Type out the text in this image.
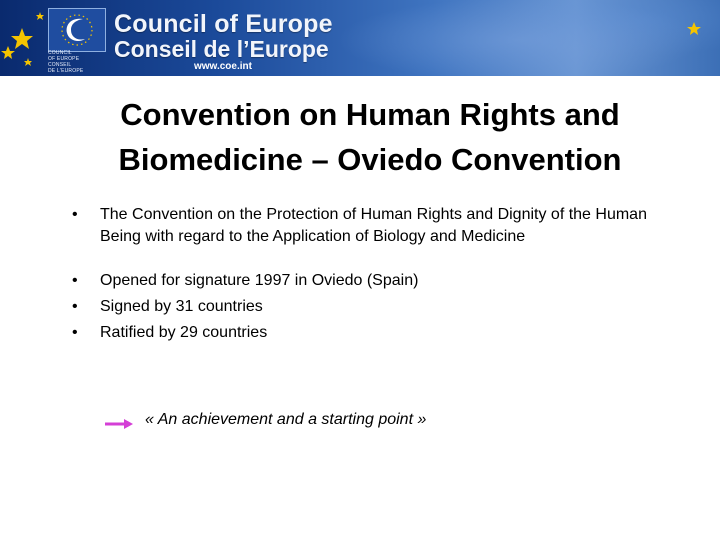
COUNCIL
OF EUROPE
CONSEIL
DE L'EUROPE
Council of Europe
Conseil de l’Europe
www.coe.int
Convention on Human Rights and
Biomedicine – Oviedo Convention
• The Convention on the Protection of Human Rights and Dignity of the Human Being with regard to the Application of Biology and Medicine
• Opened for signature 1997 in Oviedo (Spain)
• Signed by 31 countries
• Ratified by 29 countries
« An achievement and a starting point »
□ □ □ □ □ □ □
TO DO:
Repeat the records above verbatim, with no pictures in the result.

SOLUTION:
Type out the text in this image.
COUNCIL
OF EUROPE
CONSEIL
DE L'EUROPE
Council of Europe
Conseil de l’Europe
www.coe.int
Convention on Human Rights and
Biomedicine – Oviedo Convention
• The Convention on the Protection of Human Rights and Dignity of the Human Being with regard to the Application of Biology and Medicine
• Opened for signature 1997 in Oviedo (Spain)
• Signed by 31 countries
• Ratified by 29 countries
« An achievement and a starting point »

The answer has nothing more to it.